- Challenge: Wherever a line below holds the word "huius", copy that line.

- Input:
■ ■ ■ ■ ■

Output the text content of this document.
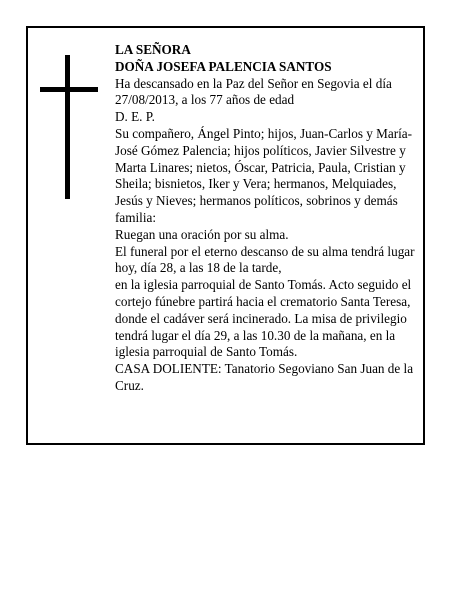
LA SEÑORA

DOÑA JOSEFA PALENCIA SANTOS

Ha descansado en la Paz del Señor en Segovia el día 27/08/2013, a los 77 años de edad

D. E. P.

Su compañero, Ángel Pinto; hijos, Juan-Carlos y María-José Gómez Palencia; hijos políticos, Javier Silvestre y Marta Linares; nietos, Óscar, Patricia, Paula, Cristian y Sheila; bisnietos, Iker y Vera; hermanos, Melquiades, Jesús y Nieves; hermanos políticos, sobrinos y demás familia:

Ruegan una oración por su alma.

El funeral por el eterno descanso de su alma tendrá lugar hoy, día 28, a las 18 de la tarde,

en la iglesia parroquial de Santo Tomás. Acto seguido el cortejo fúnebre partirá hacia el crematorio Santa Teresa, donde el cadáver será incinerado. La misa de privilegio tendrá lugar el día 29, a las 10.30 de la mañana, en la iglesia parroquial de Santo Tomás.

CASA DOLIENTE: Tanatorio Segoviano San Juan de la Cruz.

■ ■ ■ ■ ■

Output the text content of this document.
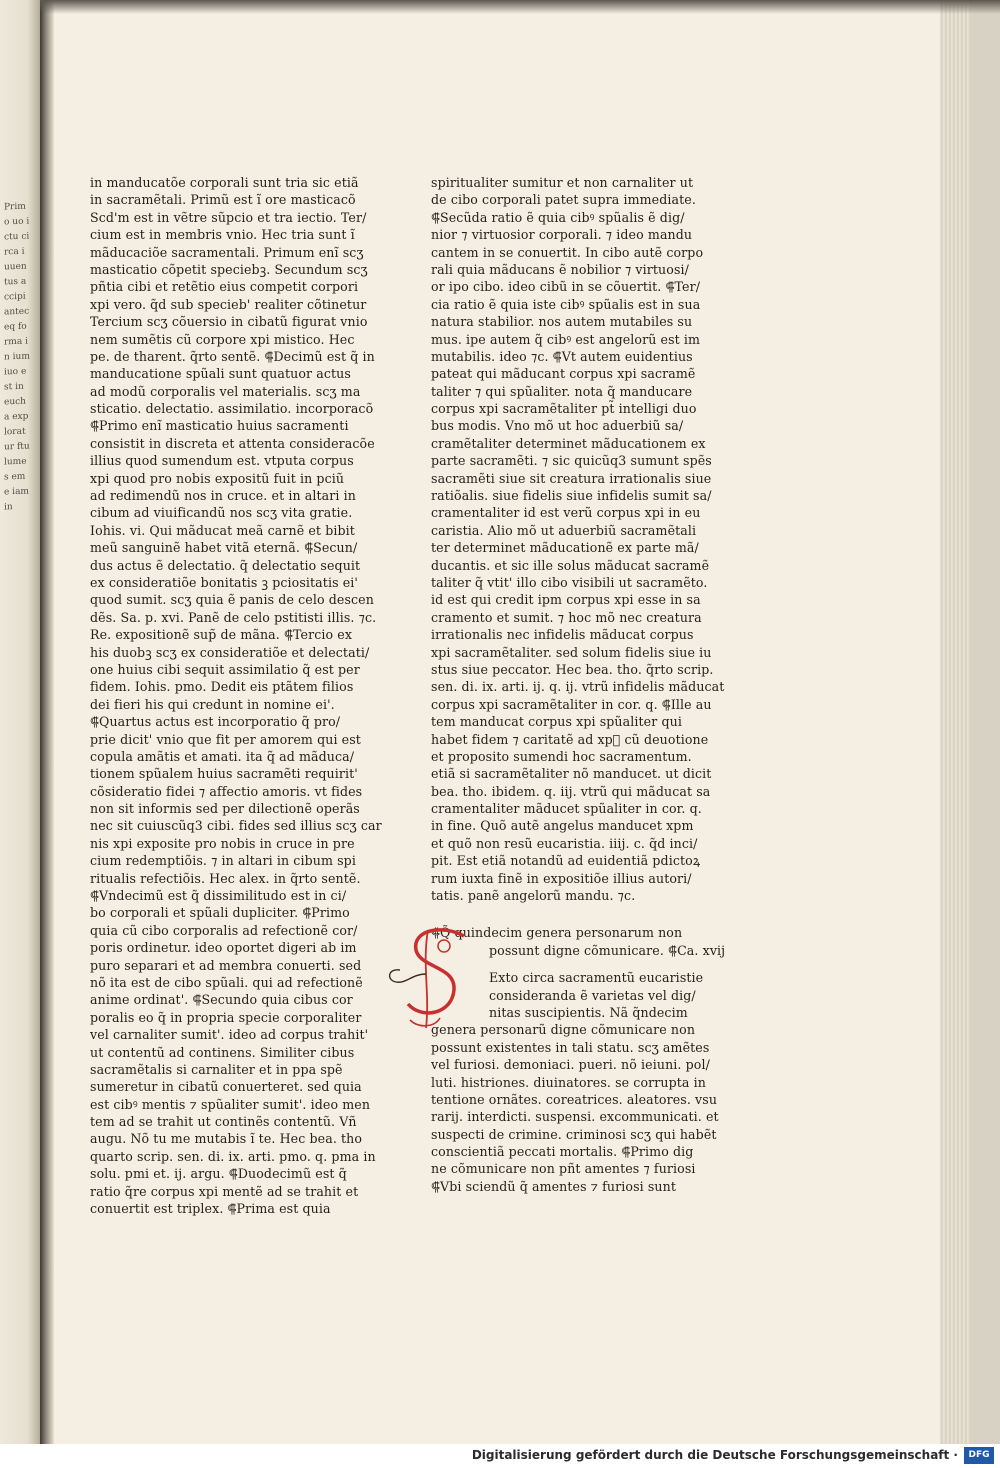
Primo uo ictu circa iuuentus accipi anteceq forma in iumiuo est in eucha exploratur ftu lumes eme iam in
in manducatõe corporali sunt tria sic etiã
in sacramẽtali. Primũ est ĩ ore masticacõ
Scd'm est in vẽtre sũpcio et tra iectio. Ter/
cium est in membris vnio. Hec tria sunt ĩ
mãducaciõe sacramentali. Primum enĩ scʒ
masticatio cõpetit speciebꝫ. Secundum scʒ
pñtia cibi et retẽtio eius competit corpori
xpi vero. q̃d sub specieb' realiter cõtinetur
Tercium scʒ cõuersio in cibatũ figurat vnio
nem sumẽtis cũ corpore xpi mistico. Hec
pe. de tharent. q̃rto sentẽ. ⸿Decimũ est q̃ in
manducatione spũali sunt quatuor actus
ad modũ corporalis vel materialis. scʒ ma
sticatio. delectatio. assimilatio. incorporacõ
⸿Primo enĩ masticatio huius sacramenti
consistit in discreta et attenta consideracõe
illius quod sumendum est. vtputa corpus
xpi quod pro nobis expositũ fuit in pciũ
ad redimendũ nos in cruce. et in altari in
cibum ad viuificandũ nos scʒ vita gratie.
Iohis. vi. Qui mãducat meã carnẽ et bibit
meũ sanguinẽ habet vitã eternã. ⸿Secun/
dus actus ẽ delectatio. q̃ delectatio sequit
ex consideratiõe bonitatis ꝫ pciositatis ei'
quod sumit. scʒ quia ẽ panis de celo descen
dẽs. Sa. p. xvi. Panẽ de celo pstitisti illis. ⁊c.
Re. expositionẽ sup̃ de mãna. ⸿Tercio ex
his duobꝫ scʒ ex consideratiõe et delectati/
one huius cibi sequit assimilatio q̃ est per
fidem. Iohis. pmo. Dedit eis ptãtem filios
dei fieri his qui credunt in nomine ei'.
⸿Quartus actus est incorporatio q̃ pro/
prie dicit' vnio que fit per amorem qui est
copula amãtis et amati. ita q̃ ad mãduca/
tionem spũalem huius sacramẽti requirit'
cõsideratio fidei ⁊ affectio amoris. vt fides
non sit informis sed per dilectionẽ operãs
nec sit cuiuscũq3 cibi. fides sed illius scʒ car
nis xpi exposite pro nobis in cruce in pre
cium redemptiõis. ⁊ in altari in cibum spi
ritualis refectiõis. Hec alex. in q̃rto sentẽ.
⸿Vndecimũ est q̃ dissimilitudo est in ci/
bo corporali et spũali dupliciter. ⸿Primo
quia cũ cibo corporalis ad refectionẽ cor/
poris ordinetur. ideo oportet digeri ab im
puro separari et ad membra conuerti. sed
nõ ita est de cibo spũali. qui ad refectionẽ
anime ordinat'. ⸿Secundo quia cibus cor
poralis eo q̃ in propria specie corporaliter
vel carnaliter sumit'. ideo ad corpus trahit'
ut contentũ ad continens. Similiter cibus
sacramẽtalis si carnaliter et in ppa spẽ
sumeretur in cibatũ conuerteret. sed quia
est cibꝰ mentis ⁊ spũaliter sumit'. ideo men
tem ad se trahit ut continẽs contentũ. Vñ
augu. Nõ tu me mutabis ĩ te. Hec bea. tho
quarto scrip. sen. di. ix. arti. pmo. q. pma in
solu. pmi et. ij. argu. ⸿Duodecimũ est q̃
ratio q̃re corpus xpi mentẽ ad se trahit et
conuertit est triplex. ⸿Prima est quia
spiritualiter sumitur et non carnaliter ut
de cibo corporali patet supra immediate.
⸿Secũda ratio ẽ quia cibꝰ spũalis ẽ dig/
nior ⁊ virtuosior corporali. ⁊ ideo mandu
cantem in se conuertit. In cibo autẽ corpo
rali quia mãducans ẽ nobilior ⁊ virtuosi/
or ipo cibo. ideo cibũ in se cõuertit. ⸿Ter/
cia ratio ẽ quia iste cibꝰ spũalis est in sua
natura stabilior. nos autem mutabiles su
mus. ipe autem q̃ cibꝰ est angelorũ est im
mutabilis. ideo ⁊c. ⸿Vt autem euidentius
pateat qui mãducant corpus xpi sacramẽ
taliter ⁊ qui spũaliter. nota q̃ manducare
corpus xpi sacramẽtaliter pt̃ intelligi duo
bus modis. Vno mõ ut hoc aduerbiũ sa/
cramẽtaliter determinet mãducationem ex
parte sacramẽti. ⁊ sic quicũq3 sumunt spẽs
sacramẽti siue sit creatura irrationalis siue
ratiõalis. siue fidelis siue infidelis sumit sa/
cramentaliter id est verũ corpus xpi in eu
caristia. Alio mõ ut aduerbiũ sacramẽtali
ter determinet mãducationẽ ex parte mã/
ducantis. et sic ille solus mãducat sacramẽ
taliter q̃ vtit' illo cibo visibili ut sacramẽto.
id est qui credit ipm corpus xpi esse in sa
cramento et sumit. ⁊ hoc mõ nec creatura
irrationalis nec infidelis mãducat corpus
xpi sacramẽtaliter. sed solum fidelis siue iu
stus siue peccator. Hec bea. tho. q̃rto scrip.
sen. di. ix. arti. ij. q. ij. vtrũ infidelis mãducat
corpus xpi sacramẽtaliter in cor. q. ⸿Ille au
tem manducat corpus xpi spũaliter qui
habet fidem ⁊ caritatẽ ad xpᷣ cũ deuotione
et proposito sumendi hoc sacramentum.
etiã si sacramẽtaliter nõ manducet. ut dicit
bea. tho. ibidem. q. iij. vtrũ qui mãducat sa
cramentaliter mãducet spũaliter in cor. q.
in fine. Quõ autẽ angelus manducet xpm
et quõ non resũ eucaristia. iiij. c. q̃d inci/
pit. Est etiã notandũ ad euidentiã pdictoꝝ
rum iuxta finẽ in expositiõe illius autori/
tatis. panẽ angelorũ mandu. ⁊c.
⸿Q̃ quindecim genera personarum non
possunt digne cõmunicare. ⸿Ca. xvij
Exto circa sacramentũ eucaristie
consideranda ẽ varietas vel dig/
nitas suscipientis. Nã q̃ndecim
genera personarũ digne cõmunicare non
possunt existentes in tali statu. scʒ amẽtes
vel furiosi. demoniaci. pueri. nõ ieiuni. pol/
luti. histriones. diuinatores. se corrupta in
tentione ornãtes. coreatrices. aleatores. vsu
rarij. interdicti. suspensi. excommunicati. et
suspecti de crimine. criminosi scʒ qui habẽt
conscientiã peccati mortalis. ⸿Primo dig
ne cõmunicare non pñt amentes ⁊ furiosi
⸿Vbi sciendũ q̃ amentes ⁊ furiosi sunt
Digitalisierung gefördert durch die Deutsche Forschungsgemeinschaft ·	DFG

■ ■ ■ ■ ■

- Response:
⸿Primo enĩ masticatio huius sacramenti
one huius cibi sequit assimilatio q̃ est per
tionem spũalem huius sacramẽti requirit'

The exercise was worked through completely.